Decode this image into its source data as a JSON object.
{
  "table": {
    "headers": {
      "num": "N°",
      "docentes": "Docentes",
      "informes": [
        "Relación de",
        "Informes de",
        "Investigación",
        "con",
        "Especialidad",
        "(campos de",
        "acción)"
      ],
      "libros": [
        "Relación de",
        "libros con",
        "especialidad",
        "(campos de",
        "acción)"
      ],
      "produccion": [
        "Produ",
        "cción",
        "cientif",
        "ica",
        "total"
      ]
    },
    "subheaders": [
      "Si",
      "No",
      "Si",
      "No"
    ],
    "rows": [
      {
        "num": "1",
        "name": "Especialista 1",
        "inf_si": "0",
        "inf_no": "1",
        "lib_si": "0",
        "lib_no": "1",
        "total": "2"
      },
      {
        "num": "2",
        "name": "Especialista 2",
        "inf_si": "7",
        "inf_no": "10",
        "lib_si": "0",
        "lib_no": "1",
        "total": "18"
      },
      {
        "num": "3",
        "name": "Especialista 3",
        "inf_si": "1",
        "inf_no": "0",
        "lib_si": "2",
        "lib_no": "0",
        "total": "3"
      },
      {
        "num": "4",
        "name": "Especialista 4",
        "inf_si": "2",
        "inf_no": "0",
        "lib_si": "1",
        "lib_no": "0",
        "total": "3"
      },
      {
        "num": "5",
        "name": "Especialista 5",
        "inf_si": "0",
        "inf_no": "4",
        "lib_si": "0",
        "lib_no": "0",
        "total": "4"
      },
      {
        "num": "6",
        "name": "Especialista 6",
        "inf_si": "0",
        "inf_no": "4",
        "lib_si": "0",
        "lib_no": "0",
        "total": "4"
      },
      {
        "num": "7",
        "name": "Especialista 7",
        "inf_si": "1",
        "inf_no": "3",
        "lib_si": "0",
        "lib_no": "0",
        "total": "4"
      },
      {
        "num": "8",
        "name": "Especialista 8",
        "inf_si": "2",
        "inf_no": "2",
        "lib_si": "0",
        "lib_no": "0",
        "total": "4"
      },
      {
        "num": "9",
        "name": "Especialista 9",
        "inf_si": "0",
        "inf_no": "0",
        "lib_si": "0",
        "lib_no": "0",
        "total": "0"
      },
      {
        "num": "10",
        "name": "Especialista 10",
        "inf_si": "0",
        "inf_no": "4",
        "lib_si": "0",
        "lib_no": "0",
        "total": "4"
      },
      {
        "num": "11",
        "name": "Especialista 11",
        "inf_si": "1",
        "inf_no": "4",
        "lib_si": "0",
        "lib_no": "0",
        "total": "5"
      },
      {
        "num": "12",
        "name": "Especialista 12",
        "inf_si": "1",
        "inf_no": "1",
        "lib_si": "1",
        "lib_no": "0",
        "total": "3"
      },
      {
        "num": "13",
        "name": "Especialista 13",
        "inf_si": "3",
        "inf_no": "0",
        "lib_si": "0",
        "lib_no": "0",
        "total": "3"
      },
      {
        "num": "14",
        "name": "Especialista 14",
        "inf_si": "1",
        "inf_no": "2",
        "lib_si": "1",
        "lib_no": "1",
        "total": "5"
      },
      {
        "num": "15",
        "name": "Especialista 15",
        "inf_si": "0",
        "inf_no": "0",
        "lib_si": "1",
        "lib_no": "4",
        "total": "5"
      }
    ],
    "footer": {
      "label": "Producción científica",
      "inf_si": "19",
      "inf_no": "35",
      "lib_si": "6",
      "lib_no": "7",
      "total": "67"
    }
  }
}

Given task: Copy all of the material word for word.

Complete output:
Decode this image into its source data as a JSON object.
{
  "table": {
    "headers": {
      "num": "N°",
      "docentes": "Docentes",
      "informes": [
        "Relación de",
        "Informes de",
        "Investigación",
        "con",
        "Especialidad",
        "(campos de",
        "acción)"
      ],
      "libros": [
        "Relación de",
        "libros con",
        "especialidad",
        "(campos de",
        "acción)"
      ],
      "produccion": [
        "Produ",
        "cción",
        "cientif",
        "ica",
        "total"
      ]
    },
    "subheaders": [
      "Si",
      "No",
      "Si",
      "No"
    ],
    "rows": [
      {
        "num": "1",
        "name": "Especialista 1",
        "inf_si": "0",
        "inf_no": "1",
        "lib_si": "0",
        "lib_no": "1",
        "total": "2"
      },
      {
        "num": "2",
        "name": "Especialista 2",
        "inf_si": "7",
        "inf_no": "10",
        "lib_si": "0",
        "lib_no": "1",
        "total": "18"
      },
      {
        "num": "3",
        "name": "Especialista 3",
        "inf_si": "1",
        "inf_no": "0",
        "lib_si": "2",
        "lib_no": "0",
        "total": "3"
      },
      {
        "num": "4",
        "name": "Especialista 4",
        "inf_si": "2",
        "inf_no": "0",
        "lib_si": "1",
        "lib_no": "0",
        "total": "3"
      },
      {
        "num": "5",
        "name": "Especialista 5",
        "inf_si": "0",
        "inf_no": "4",
        "lib_si": "0",
        "lib_no": "0",
        "total": "4"
      },
      {
        "num": "6",
        "name": "Especialista 6",
        "inf_si": "0",
        "inf_no": "4",
        "lib_si": "0",
        "lib_no": "0",
        "total": "4"
      },
      {
        "num": "7",
        "name": "Especialista 7",
        "inf_si": "1",
        "inf_no": "3",
        "lib_si": "0",
        "lib_no": "0",
        "total": "4"
      },
      {
        "num": "8",
        "name": "Especialista 8",
        "inf_si": "2",
        "inf_no": "2",
        "lib_si": "0",
        "lib_no": "0",
        "total": "4"
      },
      {
        "num": "9",
        "name": "Especialista 9",
        "inf_si": "0",
        "inf_no": "0",
        "lib_si": "0",
        "lib_no": "0",
        "total": "0"
      },
      {
        "num": "10",
        "name": "Especialista 10",
        "inf_si": "0",
        "inf_no": "4",
        "lib_si": "0",
        "lib_no": "0",
        "total": "4"
      },
      {
        "num": "11",
        "name": "Especialista 11",
        "inf_si": "1",
        "inf_no": "4",
        "lib_si": "0",
        "lib_no": "0",
        "total": "5"
      },
      {
        "num": "12",
        "name": "Especialista 12",
        "inf_si": "1",
        "inf_no": "1",
        "lib_si": "1",
        "lib_no": "0",
        "total": "3"
      },
      {
        "num": "13",
        "name": "Especialista 13",
        "inf_si": "3",
        "inf_no": "0",
        "lib_si": "0",
        "lib_no": "0",
        "total": "3"
      },
      {
        "num": "14",
        "name": "Especialista 14",
        "inf_si": "1",
        "inf_no": "2",
        "lib_si": "1",
        "lib_no": "1",
        "total": "5"
      },
      {
        "num": "15",
        "name": "Especialista 15",
        "inf_si": "0",
        "inf_no": "0",
        "lib_si": "1",
        "lib_no": "4",
        "total": "5"
      }
    ],
    "footer": {
      "label": "Producción científica",
      "inf_si": "19",
      "inf_no": "35",
      "lib_si": "6",
      "lib_no": "7",
      "total": "67"
    }
  }
}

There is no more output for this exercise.